Show all lines from the data that include the word "indicate".

* START *

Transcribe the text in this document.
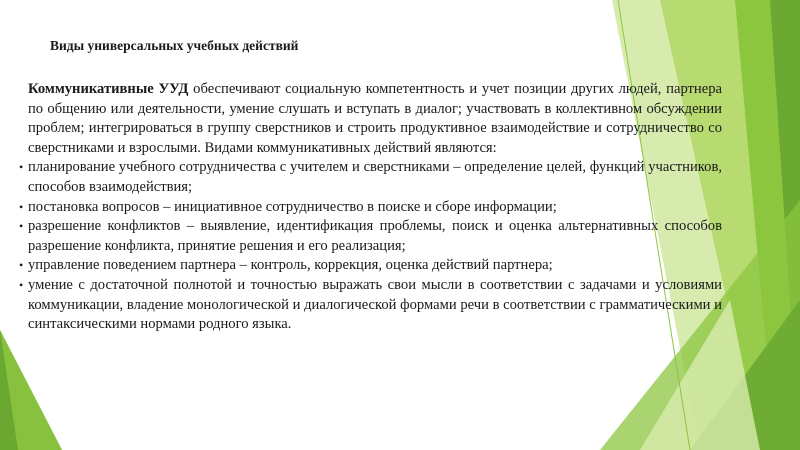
Виды универсальных учебных действий

Коммуникативные УУД обеспечивают социальную компетентность и учет позиции других людей, партнера по общению или деятельности, умение слушать и вступать в диалог; участвовать в коллективном обсуждении проблем; интегрироваться в группу сверстников и строить продуктивное взаимодействие и сотрудничество со сверстниками и взрослыми. Видами коммуникативных действий являются:

• планирование учебного сотрудничества с учителем и сверстниками – определение целей, функций участников, способов взаимодействия;
• постановка вопросов – инициативное сотрудничество в поиске и сборе информации;
• разрешение конфликтов – выявление, идентификация проблемы, поиск и оценка альтернативных способов разрешение конфликта, принятие решения и его реализация;
• управление поведением партнера – контроль, коррекция, оценка действий партнера;
• умение с достаточной полнотой и точностью выражать свои мысли в соответствии с задачами и условиями коммуникации, владение монологической и диалогической формами речи в соответствии с грамматическими и синтаксическими нормами родного языка.
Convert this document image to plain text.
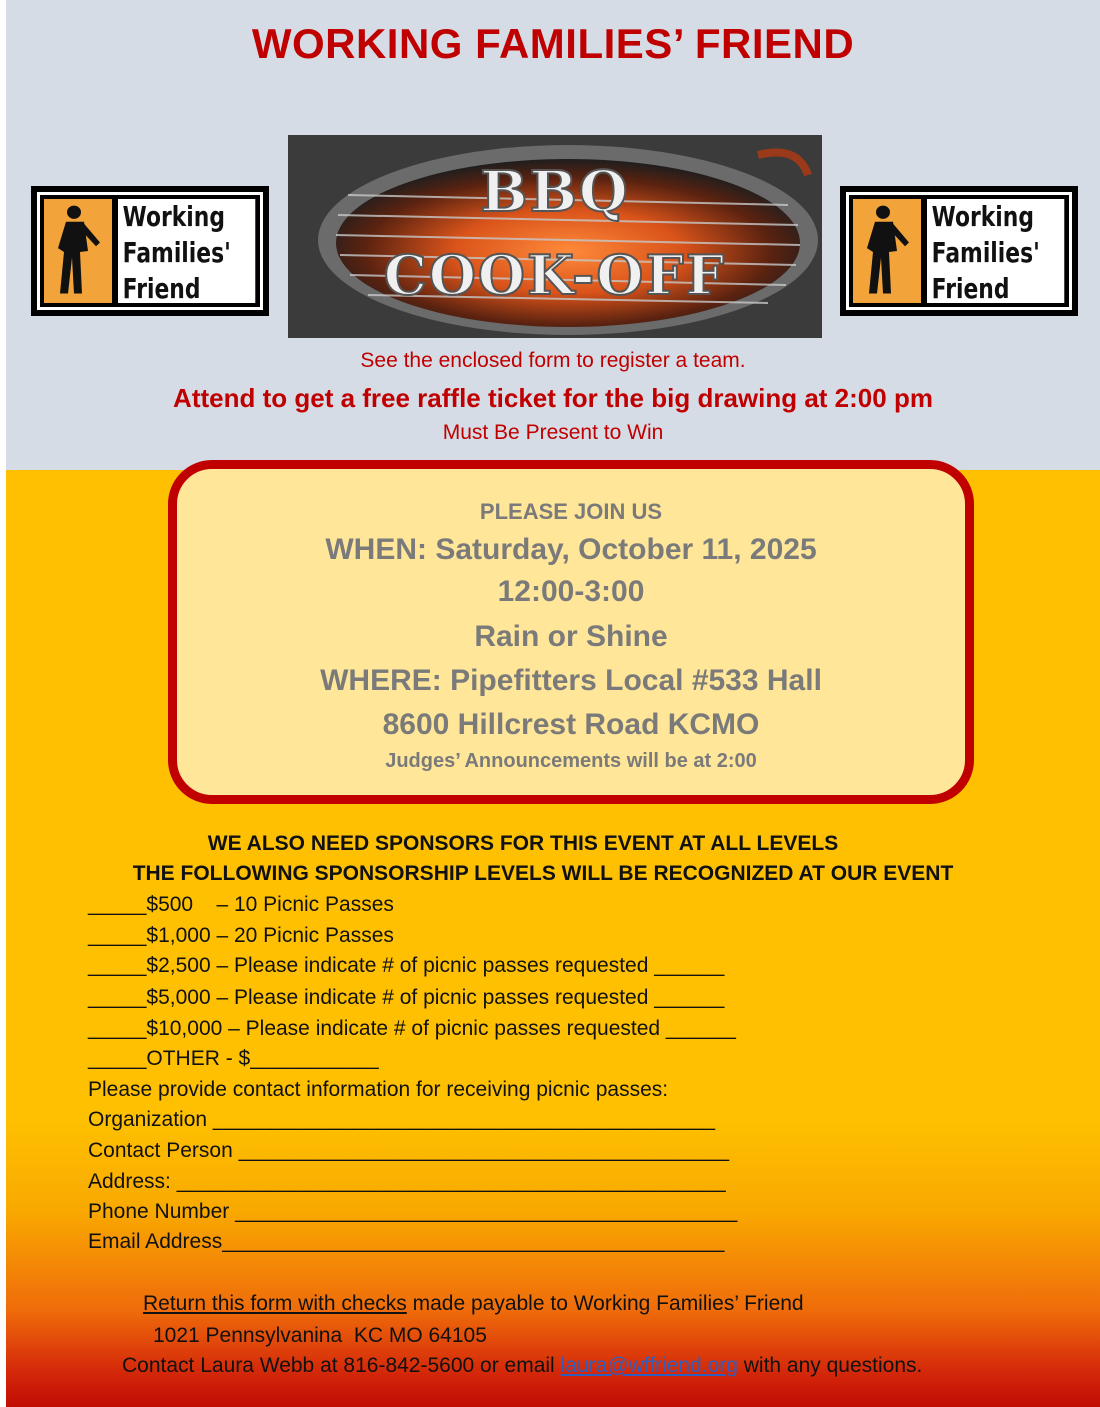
WORKING FAMILIES’ FRIEND
Working
Families'
Friend
Working
Families'
Friend
BBQ
COOK-OFF
See the enclosed form to register a team.
Attend to get a free raffle ticket for the big drawing at 2:00 pm
Must Be Present to Win
PLEASE JOIN US
WHEN: Saturday, October 11, 2025
12:00-3:00
Rain or Shine
WHERE: Pipefitters Local #533 Hall
8600 Hillcrest Road KCMO
Judges’ Announcements will be at 2:00
WE ALSO NEED SPONSORS FOR THIS EVENT AT ALL LEVELS
THE FOLLOWING SPONSORSHIP LEVELS WILL BE RECOGNIZED AT OUR EVENT
_____$500    – 10 Picnic Passes
_____$1,000 – 20 Picnic Passes
_____$2,500 – Please indicate # of picnic passes requested ______
_____$5,000 – Please indicate # of picnic passes requested ______
_____$10,000 – Please indicate # of picnic passes requested ______
_____OTHER - $___________
Please provide contact information for receiving picnic passes:
Organization ___________________________________________
Contact Person __________________________________________
Address: _______________________________________________
Phone Number ___________________________________________
Email Address___________________________________________
Return this form with checks made payable to Working Families’ Friend
1021 Pennsylvanina  KC MO 64105
Contact Laura Webb at 816-842-5600 or email laura@wffriend.org with any questions.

* END *

◆ Correct output:
_____$2,500 – Please indicate # of picnic passes requested ______
_____$5,000 – Please indicate # of picnic passes requested ______
_____$10,000 – Please indicate # of picnic passes requested ______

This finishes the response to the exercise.